▼▼▼

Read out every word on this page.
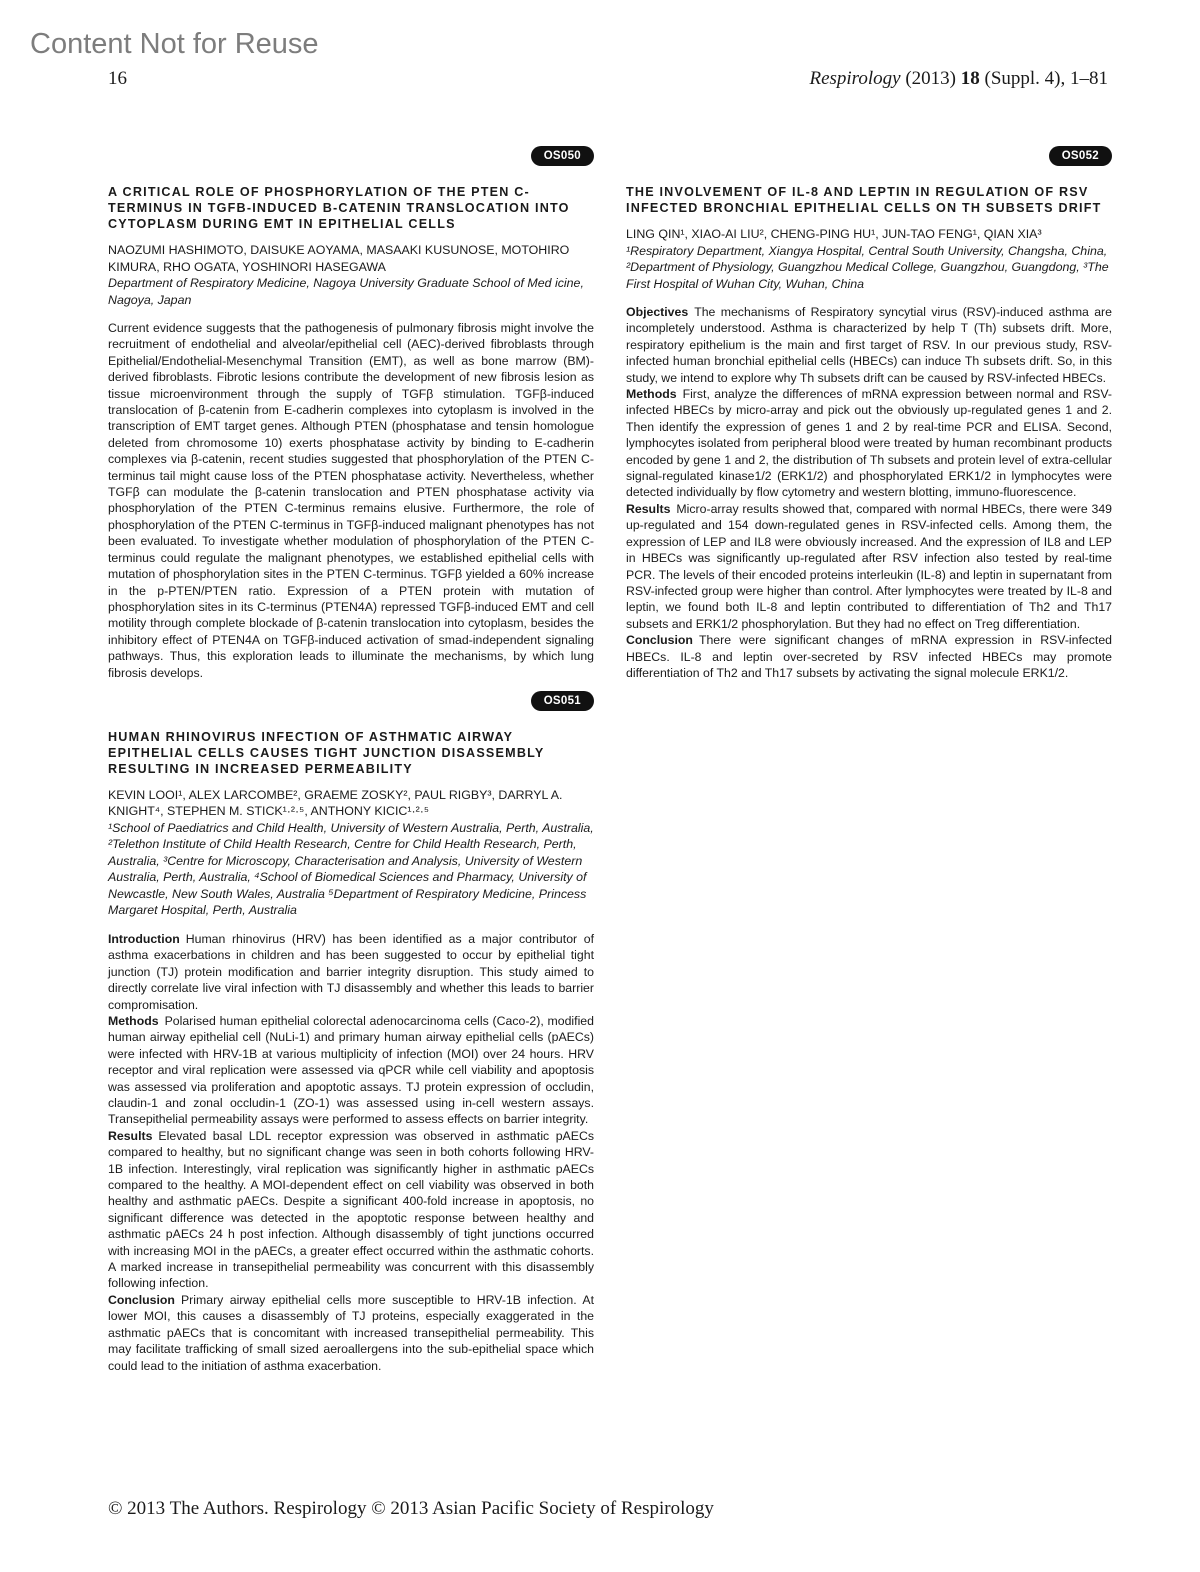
Content Not for Reuse
16	Respirology (2013) 18 (Suppl. 4), 1–81
OS050
A CRITICAL ROLE OF PHOSPHORYLATION OF THE PTEN C-TERMINUS IN TGFB-INDUCED B-CATENIN TRANSLOCATION INTO CYTOPLASM DURING EMT IN EPITHELIAL CELLS

NAOZUMI HASHIMOTO, DAISUKE AOYAMA, MASAAKI KUSUNOSE, MOTOHIRO KIMURA, RHO OGATA, YOSHINORI HASEGAWA

Department of Respiratory Medicine, Nagoya University Graduate School of Med icine, Nagoya, Japan

Current evidence suggests that the pathogenesis of pulmonary fibrosis might involve the recruitment of endothelial and alveolar/epithelial cell (AEC)-derived fibroblasts through Epithelial/Endothelial-Mesenchymal Transition (EMT), as well as bone marrow (BM)-derived fibroblasts. Fibrotic lesions contribute the development of new fibrosis lesion as tissue microenvironment through the supply of TGFβ stimulation. TGFβ-induced translocation of β-catenin from E-cadherin complexes into cytoplasm is involved in the transcription of EMT target genes. Although PTEN (phosphatase and tensin homologue deleted from chromosome 10) exerts phosphatase activity by binding to E-cadherin complexes via β-catenin, recent studies suggested that phosphorylation of the PTEN C-terminus tail might cause loss of the PTEN phosphatase activity. Nevertheless, whether TGFβ can modulate the β-catenin translocation and PTEN phosphatase activity via phosphorylation of the PTEN C-terminus remains elusive. Furthermore, the role of phosphorylation of the PTEN C-terminus in TGFβ-induced malignant phenotypes has not been evaluated. To investigate whether modulation of phosphorylation of the PTEN C-terminus could regulate the malignant phenotypes, we established epithelial cells with mutation of phosphorylation sites in the PTEN C-terminus. TGFβ yielded a 60% increase in the p-PTEN/PTEN ratio. Expression of a PTEN protein with mutation of phosphorylation sites in its C-terminus (PTEN4A) repressed TGFβ-induced EMT and cell motility through complete blockade of β-catenin translocation into cytoplasm, besides the inhibitory effect of PTEN4A on TGFβ-induced activation of smad-independent signaling pathways. Thus, this exploration leads to illuminate the mechanisms, by which lung fibrosis develops.

OS051
HUMAN RHINOVIRUS INFECTION OF ASTHMATIC AIRWAY EPITHELIAL CELLS CAUSES TIGHT JUNCTION DISASSEMBLY RESULTING IN INCREASED PERMEABILITY

KEVIN LOOI¹, ALEX LARCOMBE², GRAEME ZOSKY², PAUL RIGBY³, DARRYL A. KNIGHT⁴, STEPHEN M. STICK¹·²·⁵, ANTHONY KICIC¹·²·⁵

¹School of Paediatrics and Child Health, University of Western Australia, Perth, Australia, ²Telethon Institute of Child Health Research, Centre for Child Health Research, Perth, Australia, ³Centre for Microscopy, Characterisation and Analysis, University of Western Australia, Perth, Australia, ⁴School of Biomedical Sciences and Pharmacy, University of Newcastle, New South Wales, Australia ⁵Department of Respiratory Medicine, Princess Margaret Hospital, Perth, Australia

Introduction Human rhinovirus (HRV) has been identified as a major contributor of asthma exacerbations in children and has been suggested to occur by epithelial tight junction (TJ) protein modification and barrier integrity disruption. This study aimed to directly correlate live viral infection with TJ disassembly and whether this leads to barrier compromisation.

Methods Polarised human epithelial colorectal adenocarcinoma cells (Caco-2), modified human airway epithelial cell (NuLi-1) and primary human airway epithelial cells (pAECs) were infected with HRV-1B at various multiplicity of infection (MOI) over 24 hours. HRV receptor and viral replication were assessed via qPCR while cell viability and apoptosis was assessed via proliferation and apoptotic assays. TJ protein expression of occludin, claudin-1 and zonal occludin-1 (ZO-1) was assessed using in-cell western assays. Transepithelial permeability assays were performed to assess effects on barrier integrity.

Results Elevated basal LDL receptor expression was observed in asthmatic pAECs compared to healthy, but no significant change was seen in both cohorts following HRV-1B infection. Interestingly, viral replication was significantly higher in asthmatic pAECs compared to the healthy. A MOI-dependent effect on cell viability was observed in both healthy and asthmatic pAECs. Despite a significant 400-fold increase in apoptosis, no significant difference was detected in the apoptotic response between healthy and asthmatic pAECs 24 h post infection. Although disassembly of tight junctions occurred with increasing MOI in the pAECs, a greater effect occurred within the asthmatic cohorts. A marked increase in transepithelial permeability was concurrent with this disassembly following infection.

Conclusion Primary airway epithelial cells more susceptible to HRV-1B infection. At lower MOI, this causes a disassembly of TJ proteins, especially exaggerated in the asthmatic pAECs that is concomitant with increased transepithelial permeability. This may facilitate trafficking of small sized aeroallergens into the sub-epithelial space which could lead to the initiation of asthma exacerbation.

OS052
THE INVOLVEMENT OF IL-8 AND LEPTIN IN REGULATION OF RSV INFECTED BRONCHIAL EPITHELIAL CELLS ON TH SUBSETS DRIFT

LING QIN¹, XIAO-AI LIU², CHENG-PING HU¹, JUN-TAO FENG¹, QIAN XIA³

¹Respiratory Department, Xiangya Hospital, Central South University, Changsha, China, ²Department of Physiology, Guangzhou Medical College, Guangzhou, Guangdong, ³The First Hospital of Wuhan City, Wuhan, China

Objectives The mechanisms of Respiratory syncytial virus (RSV)-induced asthma are incompletely understood. Asthma is characterized by help T (Th) subsets drift. More, respiratory epithelium is the main and first target of RSV. In our previous study, RSV-infected human bronchial epithelial cells (HBECs) can induce Th subsets drift. So, in this study, we intend to explore why Th subsets drift can be caused by RSV-infected HBECs.

Methods First, analyze the differences of mRNA expression between normal and RSV-infected HBECs by micro-array and pick out the obviously up-regulated genes 1 and 2. Then identify the expression of genes 1 and 2 by real-time PCR and ELISA. Second, lymphocytes isolated from peripheral blood were treated by human recombinant products encoded by gene 1 and 2, the distribution of Th subsets and protein level of extra-cellular signal-regulated kinase1/2 (ERK1/2) and phosphorylated ERK1/2 in lymphocytes were detected individually by flow cytometry and western blotting, immuno-fluorescence.

Results Micro-array results showed that, compared with normal HBECs, there were 349 up-regulated and 154 down-regulated genes in RSV-infected cells. Among them, the expression of LEP and IL8 were obviously increased. And the expression of IL8 and LEP in HBECs was significantly up-regulated after RSV infection also tested by real-time PCR. The levels of their encoded proteins interleukin (IL-8) and leptin in supernatant from RSV-infected group were higher than control. After lymphocytes were treated by IL-8 and leptin, we found both IL-8 and leptin contributed to differentiation of Th2 and Th17 subsets and ERK1/2 phosphorylation. But they had no effect on Treg differentiation.

Conclusion There were significant changes of mRNA expression in RSV-infected HBECs. IL-8 and leptin over-secreted by RSV infected HBECs may promote differentiation of Th2 and Th17 subsets by activating the signal molecule ERK1/2.

© 2013 The Authors. Respirology © 2013 Asian Pacific Society of Respirology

▲▲▲

◆ Exercise brief
In the listing above, find every line with the word "Hospital" and copy it out.

◆ Written response
¹School of Paediatrics and Child Health, University of Western Australia, Perth, Australia, ²Telethon Institute of Child Health Research, Centre for Child Health Research, Perth, Australia, ³Centre for Microscopy, Characterisation and Analysis, University of Western Australia, Perth, Australia, ⁴School of Biomedical Sciences and Pharmacy, University of Newcastle, New South Wales, Australia ⁵Department of Respiratory Medicine, Princess Margaret Hospital, Perth, Australia
¹Respiratory Department, Xiangya Hospital, Central South University, Changsha, China, ²Department of Physiology, Guangzhou Medical College, Guangzhou, Guangdong, ³The First Hospital of Wuhan City, Wuhan, China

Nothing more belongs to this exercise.